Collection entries
—————

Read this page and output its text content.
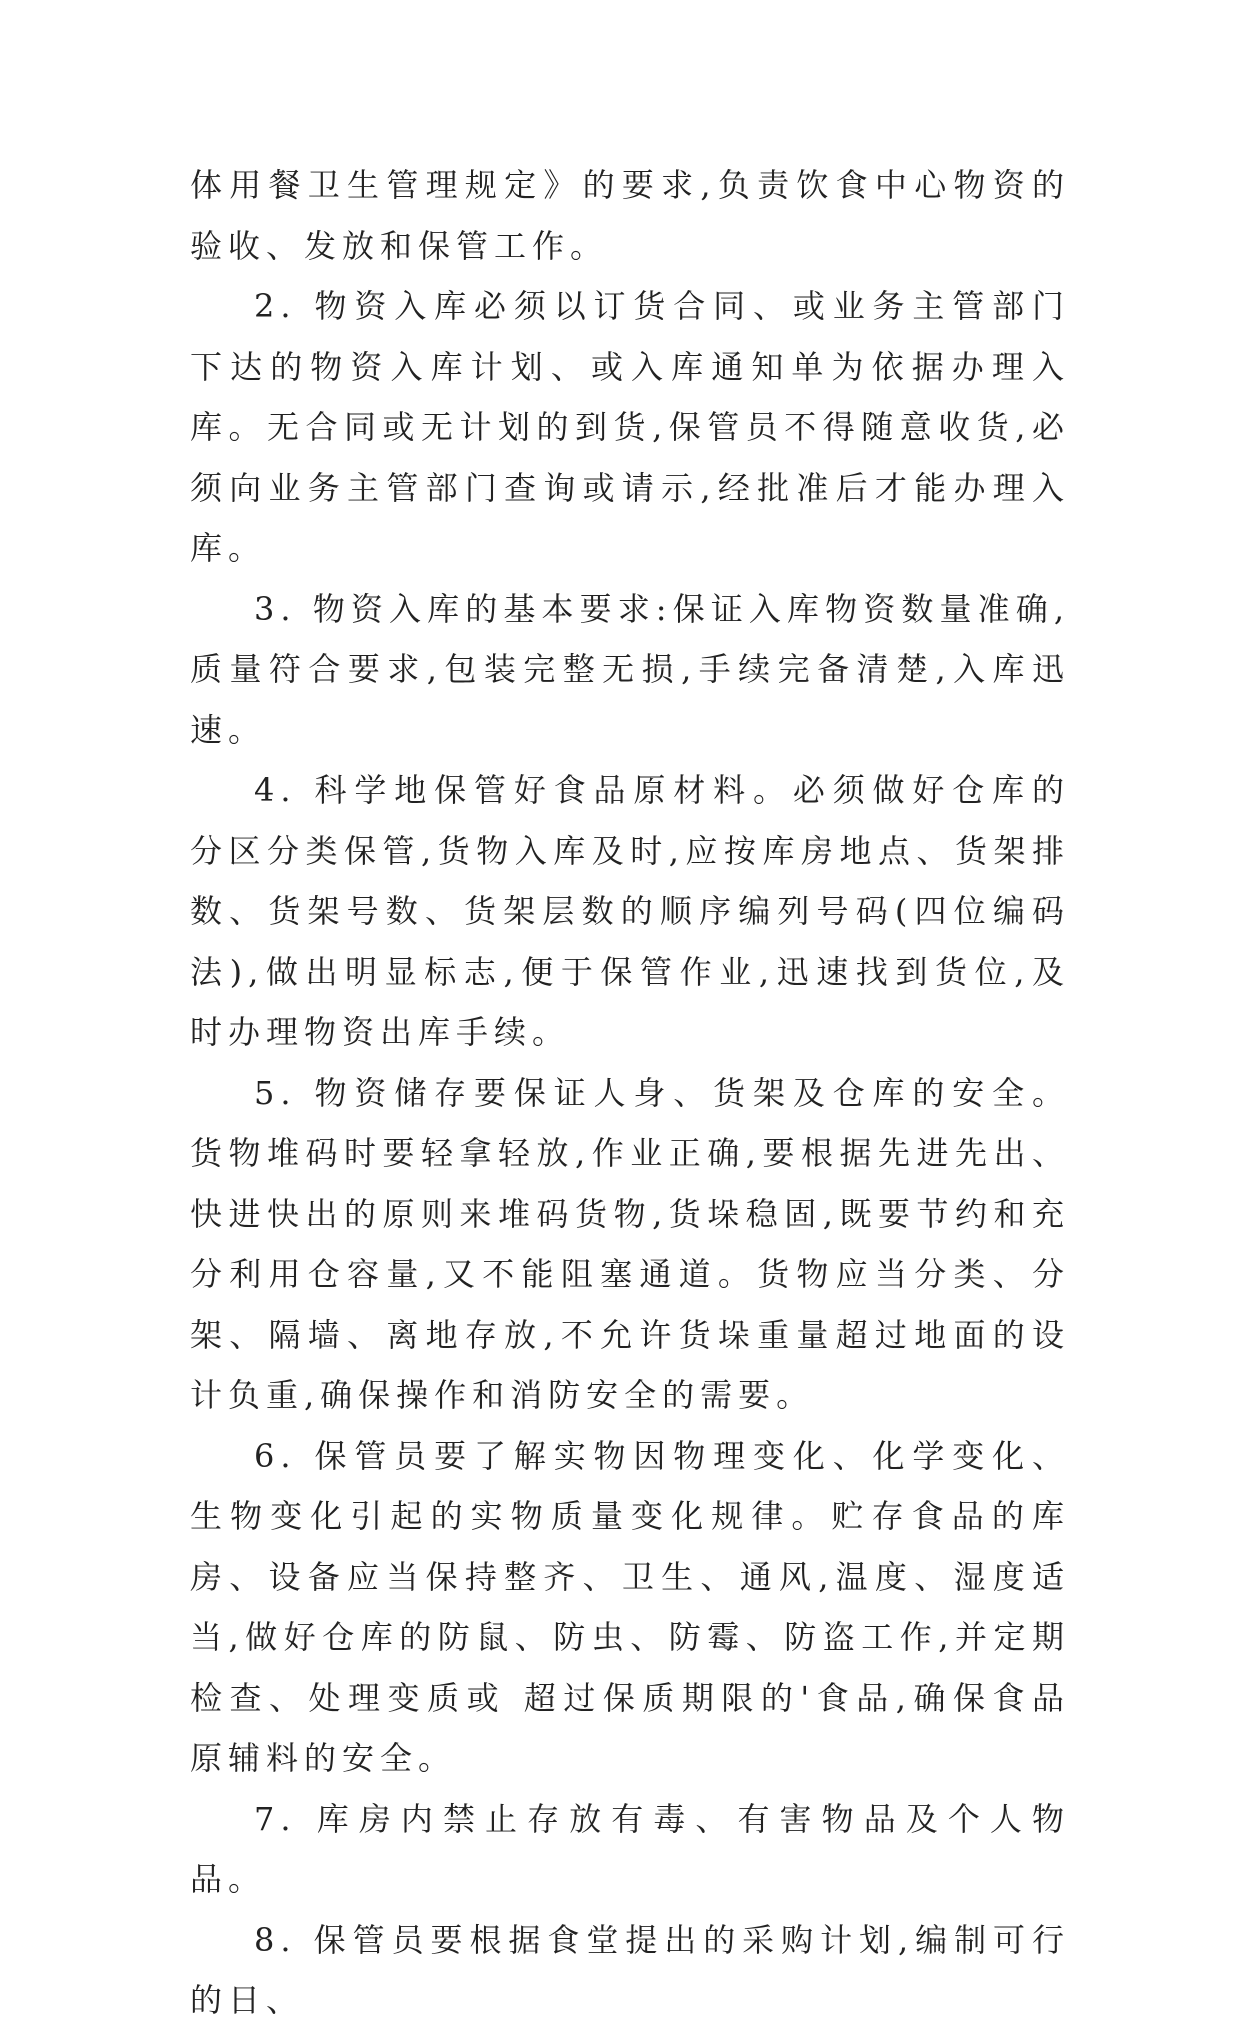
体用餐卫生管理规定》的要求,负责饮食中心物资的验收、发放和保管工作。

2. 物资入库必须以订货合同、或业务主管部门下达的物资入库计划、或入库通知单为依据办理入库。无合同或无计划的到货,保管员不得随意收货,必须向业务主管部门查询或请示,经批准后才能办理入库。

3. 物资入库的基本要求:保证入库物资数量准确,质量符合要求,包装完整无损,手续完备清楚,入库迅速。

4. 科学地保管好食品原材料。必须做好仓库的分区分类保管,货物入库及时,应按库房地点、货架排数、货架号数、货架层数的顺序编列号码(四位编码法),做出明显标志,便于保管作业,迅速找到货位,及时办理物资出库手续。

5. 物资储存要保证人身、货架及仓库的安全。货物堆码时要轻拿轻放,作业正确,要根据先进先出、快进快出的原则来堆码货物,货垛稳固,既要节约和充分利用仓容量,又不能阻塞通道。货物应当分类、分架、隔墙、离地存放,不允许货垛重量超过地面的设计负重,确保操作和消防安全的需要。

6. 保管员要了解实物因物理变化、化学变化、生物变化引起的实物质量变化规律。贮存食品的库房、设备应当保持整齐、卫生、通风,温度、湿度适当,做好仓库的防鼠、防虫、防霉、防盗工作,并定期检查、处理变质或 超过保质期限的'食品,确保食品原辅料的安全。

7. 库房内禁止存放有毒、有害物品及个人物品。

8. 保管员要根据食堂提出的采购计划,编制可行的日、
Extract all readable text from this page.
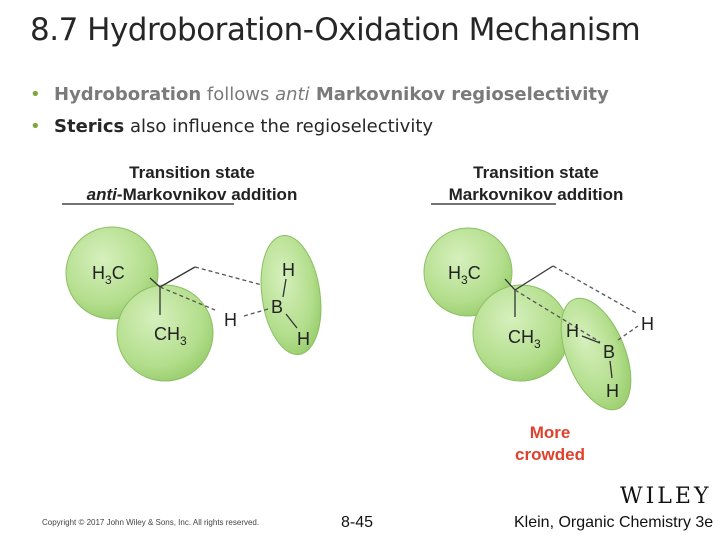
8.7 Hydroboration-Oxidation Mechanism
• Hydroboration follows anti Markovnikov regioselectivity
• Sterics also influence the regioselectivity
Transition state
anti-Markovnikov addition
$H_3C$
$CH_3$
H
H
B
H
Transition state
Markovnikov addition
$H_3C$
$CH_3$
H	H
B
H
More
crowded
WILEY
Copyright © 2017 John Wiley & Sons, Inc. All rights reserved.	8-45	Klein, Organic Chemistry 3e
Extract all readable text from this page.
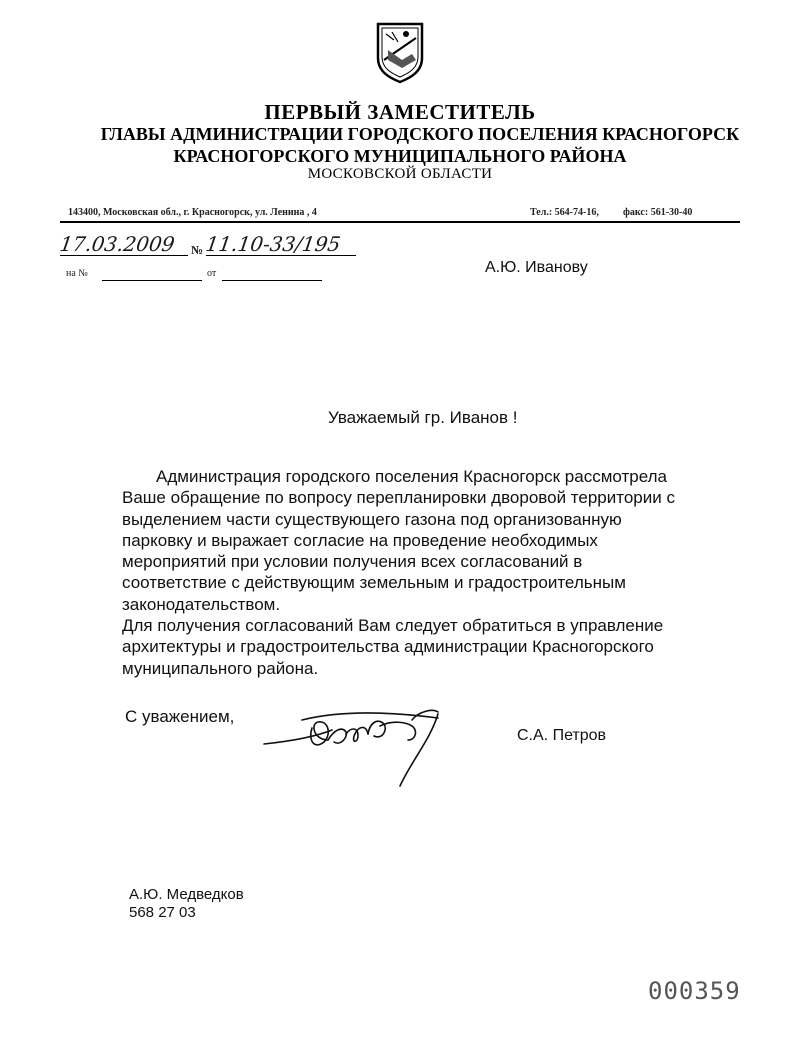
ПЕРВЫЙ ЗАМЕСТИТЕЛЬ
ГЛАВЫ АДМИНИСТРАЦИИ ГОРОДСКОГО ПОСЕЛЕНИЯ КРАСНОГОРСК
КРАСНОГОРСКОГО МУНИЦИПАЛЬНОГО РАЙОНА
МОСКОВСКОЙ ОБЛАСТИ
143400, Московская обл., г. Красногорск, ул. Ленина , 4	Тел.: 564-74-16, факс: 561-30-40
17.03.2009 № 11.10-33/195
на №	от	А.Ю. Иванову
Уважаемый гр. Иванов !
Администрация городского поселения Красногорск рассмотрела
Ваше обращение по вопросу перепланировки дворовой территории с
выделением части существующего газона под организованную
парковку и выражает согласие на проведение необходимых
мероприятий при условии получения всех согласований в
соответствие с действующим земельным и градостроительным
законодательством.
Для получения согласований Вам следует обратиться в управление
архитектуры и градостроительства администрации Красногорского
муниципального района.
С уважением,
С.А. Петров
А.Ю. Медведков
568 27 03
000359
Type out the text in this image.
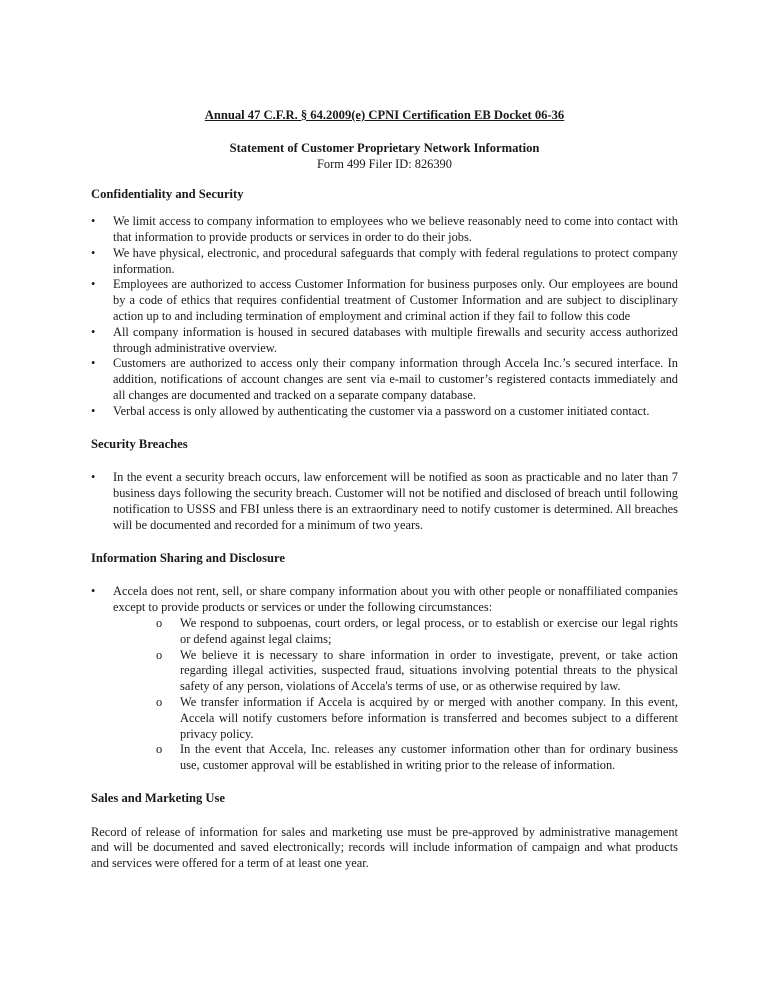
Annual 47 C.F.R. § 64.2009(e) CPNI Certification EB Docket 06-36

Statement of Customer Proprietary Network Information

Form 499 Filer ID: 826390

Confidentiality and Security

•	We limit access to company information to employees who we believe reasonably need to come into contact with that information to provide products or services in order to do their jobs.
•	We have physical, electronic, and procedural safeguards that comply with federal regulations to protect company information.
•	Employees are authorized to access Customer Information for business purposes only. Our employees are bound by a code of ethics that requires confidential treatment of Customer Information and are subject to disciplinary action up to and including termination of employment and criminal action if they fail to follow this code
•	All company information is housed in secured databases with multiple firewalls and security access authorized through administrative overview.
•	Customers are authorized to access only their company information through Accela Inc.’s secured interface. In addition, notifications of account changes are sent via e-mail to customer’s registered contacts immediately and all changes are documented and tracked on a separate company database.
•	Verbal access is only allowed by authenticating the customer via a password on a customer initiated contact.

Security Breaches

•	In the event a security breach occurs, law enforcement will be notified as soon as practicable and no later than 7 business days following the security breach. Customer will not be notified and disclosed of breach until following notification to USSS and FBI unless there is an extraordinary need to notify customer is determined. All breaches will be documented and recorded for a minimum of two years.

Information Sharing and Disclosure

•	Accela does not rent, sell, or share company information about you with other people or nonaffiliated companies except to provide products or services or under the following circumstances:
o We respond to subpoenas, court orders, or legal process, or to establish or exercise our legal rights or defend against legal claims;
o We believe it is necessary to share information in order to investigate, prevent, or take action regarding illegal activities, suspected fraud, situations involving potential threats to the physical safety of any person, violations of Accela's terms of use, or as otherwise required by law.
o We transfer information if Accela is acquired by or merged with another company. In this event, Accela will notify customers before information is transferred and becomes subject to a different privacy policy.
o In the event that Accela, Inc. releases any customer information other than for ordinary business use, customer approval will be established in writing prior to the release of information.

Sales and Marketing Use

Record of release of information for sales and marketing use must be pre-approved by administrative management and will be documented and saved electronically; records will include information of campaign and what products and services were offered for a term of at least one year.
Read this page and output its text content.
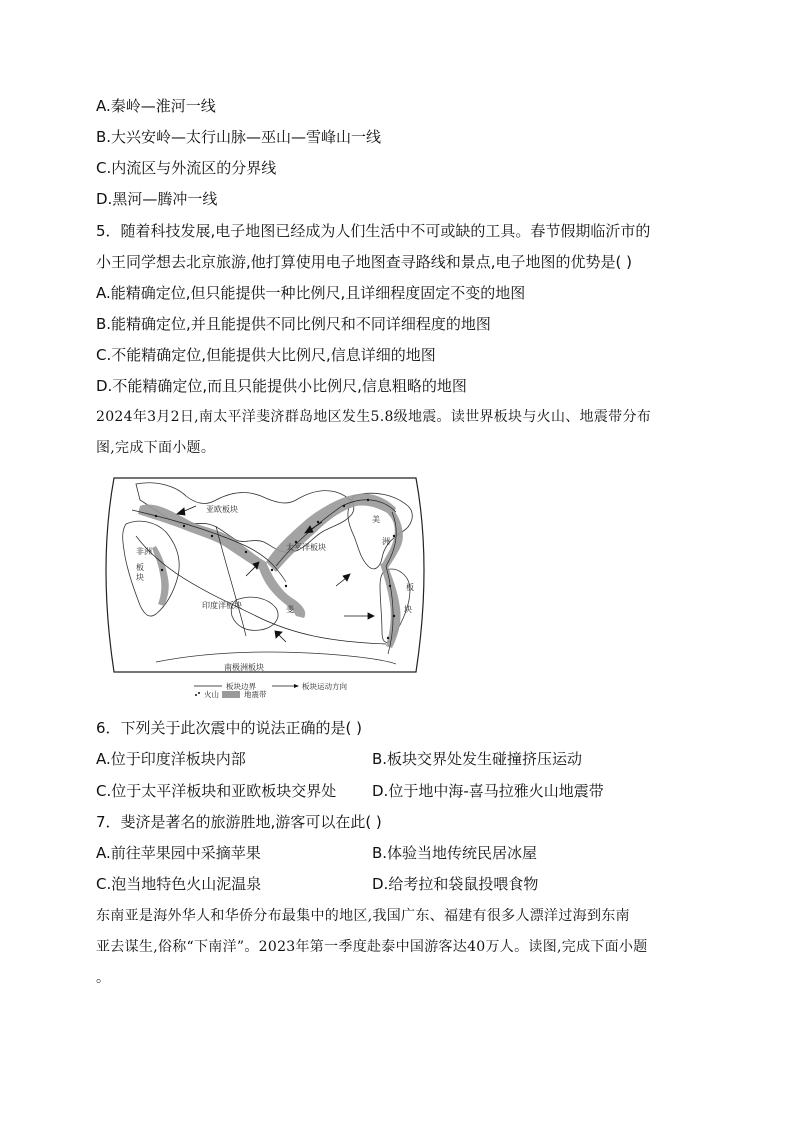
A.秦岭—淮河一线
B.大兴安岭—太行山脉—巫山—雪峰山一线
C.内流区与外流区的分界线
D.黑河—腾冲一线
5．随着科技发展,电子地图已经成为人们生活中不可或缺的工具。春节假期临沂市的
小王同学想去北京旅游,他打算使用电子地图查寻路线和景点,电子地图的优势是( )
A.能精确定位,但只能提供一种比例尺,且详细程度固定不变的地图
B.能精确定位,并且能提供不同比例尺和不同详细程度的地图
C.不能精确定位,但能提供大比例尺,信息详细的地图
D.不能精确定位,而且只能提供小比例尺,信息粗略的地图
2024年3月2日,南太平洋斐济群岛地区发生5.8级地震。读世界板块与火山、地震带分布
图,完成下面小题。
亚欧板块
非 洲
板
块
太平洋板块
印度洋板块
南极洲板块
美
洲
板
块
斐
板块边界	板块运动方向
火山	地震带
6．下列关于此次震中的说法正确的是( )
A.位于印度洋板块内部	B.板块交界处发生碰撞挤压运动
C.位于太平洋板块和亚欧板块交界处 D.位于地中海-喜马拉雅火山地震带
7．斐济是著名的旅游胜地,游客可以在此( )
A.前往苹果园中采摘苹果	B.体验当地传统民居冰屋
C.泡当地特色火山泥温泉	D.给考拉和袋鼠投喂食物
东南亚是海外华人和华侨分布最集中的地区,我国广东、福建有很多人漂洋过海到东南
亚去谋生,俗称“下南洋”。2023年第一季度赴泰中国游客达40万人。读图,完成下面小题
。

—————

WRITTEN INSTRUCTION: Consider the entries above and return each line with the string "access".

REPLY TO THE EXERCISE:
•	We limit access to company information to employees who we believe reasonably need to come into contact with that information to provide products or services in order to do their jobs.
•	Employees are authorized to access Customer Information for business purposes only. Our employees are bound by a code of ethics that requires confidential treatment of Customer Information and are subject to disciplinary action up to and including termination of employment and criminal action if they fail to follow this code
•	All company information is housed in secured databases with multiple firewalls and security access authorized through administrative overview.
•	Customers are authorized to access only their company information through Accela Inc.’s secured interface. In addition, notifications of account changes are sent via e-mail to customer’s registered contacts immediately and all changes are documented and tracked on a separate company database.
•	Verbal access is only allowed by authenticating the customer via a password on a customer initiated contact.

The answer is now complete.